## What you will do
Scan the data below. Pull out each line where "Long" occurs.

───── Entries ─────

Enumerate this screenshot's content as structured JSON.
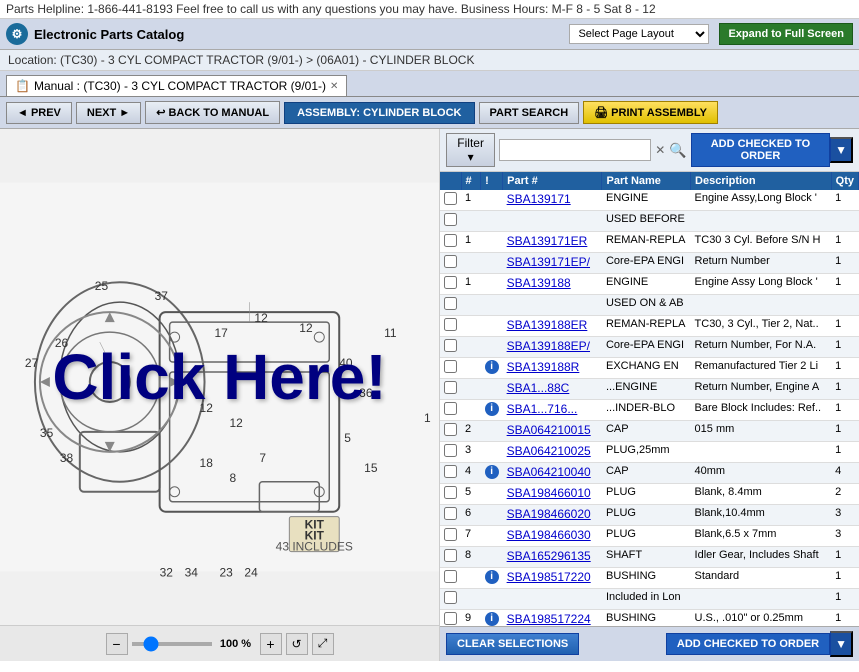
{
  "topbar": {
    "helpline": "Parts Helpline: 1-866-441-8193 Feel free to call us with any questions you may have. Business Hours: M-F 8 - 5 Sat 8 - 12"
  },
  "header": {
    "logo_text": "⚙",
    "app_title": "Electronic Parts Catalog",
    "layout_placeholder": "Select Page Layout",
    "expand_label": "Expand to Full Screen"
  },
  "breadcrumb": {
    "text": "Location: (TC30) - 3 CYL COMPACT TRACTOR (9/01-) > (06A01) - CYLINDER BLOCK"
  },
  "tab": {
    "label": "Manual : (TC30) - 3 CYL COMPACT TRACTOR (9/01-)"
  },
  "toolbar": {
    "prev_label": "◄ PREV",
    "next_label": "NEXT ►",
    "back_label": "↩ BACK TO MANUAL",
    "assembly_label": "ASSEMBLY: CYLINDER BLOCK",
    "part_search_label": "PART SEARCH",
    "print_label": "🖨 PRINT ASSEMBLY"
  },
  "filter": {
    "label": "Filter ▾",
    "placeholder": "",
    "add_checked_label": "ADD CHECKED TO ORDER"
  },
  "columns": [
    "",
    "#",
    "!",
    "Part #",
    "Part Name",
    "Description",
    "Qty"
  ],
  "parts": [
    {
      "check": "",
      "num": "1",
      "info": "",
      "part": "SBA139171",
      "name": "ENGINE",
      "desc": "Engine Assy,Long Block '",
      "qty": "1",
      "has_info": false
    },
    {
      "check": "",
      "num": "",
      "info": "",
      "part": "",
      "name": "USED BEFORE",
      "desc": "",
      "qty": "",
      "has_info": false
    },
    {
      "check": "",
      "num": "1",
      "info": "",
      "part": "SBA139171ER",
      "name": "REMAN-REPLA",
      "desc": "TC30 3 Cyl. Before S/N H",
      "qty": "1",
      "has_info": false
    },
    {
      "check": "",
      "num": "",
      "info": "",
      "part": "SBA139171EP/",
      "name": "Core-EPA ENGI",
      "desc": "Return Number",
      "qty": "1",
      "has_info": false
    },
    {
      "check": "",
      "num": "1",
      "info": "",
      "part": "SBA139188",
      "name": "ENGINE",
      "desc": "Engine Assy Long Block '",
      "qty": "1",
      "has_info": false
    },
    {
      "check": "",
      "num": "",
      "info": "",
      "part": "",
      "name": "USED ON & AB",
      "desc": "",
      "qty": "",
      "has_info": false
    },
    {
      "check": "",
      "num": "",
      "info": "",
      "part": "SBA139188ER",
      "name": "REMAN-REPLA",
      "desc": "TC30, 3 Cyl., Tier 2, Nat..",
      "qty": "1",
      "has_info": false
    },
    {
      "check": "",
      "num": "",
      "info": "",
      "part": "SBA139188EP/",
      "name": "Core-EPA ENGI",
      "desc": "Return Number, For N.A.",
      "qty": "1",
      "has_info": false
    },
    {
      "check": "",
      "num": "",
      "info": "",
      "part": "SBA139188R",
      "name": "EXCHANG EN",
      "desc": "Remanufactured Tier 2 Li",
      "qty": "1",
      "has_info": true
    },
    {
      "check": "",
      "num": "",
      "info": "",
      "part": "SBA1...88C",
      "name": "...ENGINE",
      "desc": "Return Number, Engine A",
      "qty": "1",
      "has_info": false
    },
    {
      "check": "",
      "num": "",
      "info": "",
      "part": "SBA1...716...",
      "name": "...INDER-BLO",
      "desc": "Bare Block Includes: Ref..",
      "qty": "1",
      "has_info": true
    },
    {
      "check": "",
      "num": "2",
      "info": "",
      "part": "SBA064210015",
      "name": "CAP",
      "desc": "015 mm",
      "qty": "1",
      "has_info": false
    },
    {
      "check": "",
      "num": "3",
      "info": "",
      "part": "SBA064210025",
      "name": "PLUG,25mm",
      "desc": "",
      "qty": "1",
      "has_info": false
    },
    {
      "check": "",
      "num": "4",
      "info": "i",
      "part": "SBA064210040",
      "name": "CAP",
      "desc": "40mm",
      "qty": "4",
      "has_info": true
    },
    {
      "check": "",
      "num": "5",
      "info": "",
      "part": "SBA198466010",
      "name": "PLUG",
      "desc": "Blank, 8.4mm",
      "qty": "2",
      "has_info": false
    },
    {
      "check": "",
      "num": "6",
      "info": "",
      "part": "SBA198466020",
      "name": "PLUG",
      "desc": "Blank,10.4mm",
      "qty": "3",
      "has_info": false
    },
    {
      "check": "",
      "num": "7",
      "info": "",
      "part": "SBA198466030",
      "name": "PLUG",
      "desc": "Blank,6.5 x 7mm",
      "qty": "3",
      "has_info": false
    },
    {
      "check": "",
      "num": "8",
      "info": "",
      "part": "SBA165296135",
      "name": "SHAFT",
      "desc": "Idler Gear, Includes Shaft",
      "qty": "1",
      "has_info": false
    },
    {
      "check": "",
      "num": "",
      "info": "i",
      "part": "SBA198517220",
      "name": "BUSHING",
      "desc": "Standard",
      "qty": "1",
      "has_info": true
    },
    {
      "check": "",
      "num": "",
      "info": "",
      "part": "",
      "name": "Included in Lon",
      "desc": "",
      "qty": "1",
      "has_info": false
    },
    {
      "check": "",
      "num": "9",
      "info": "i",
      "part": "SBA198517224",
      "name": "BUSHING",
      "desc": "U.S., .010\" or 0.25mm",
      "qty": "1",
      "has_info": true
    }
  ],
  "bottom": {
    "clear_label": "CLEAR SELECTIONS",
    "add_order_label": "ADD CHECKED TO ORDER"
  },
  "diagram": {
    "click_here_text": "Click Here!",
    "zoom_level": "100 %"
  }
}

─────
───── Entries ─────

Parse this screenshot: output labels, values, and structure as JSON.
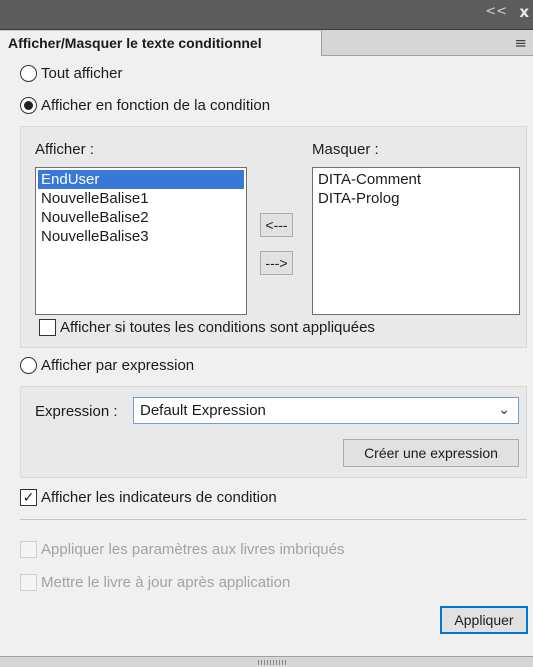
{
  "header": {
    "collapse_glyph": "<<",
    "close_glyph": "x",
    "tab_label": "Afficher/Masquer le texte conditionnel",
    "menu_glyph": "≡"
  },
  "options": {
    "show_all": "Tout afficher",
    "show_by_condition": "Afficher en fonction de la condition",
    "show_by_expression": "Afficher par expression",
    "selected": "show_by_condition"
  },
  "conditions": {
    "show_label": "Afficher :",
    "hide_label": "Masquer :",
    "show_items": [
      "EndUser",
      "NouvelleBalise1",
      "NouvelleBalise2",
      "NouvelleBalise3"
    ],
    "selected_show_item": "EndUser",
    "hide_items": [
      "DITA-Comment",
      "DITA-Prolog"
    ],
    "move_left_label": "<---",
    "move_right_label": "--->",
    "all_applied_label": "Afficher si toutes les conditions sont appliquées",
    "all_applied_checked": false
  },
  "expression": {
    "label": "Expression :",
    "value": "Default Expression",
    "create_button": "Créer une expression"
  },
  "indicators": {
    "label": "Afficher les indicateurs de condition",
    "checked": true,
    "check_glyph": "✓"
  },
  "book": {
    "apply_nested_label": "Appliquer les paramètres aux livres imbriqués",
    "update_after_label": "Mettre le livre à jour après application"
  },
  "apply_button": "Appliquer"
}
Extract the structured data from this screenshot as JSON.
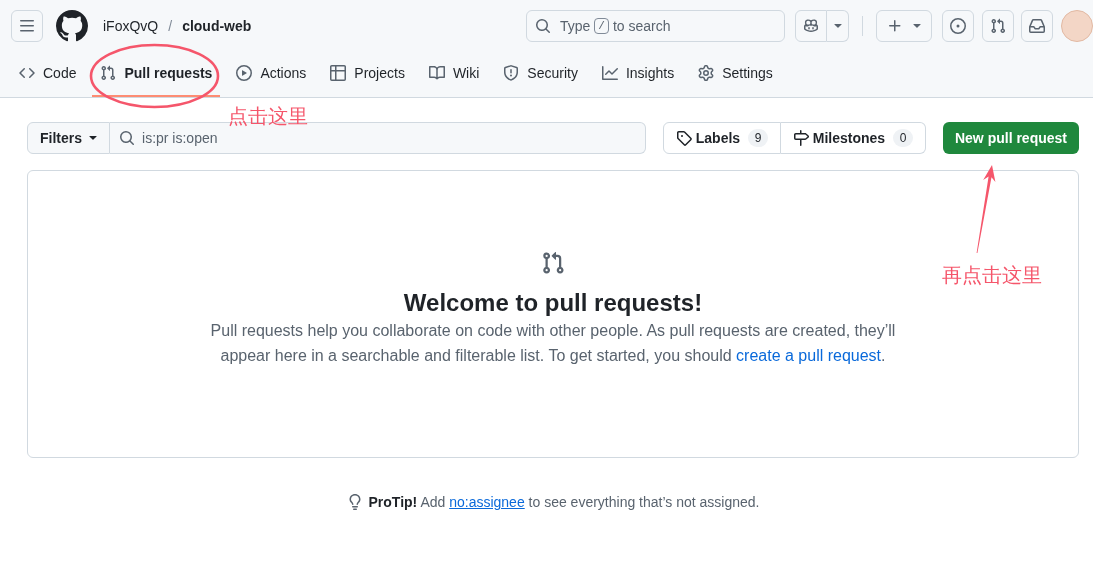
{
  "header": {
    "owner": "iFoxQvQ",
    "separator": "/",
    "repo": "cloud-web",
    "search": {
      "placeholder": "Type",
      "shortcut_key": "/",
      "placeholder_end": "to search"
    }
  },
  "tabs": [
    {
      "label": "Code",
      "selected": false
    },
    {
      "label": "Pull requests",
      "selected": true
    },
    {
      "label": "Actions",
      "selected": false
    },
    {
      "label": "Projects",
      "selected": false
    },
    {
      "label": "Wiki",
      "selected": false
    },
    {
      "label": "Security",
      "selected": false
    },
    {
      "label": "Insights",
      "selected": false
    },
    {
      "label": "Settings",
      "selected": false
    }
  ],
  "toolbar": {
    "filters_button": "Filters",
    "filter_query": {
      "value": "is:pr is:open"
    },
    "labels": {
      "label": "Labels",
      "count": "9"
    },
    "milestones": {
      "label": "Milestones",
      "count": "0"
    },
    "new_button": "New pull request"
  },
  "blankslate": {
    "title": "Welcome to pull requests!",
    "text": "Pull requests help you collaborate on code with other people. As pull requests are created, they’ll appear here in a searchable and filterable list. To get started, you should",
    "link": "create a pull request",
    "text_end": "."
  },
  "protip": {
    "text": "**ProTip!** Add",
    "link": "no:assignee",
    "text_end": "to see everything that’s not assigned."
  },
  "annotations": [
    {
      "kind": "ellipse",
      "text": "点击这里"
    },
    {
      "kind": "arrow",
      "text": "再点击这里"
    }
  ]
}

─────

## Solution
      "desc": "Engine Assy,Long Block '",
      "desc": "Engine Assy Long Block '",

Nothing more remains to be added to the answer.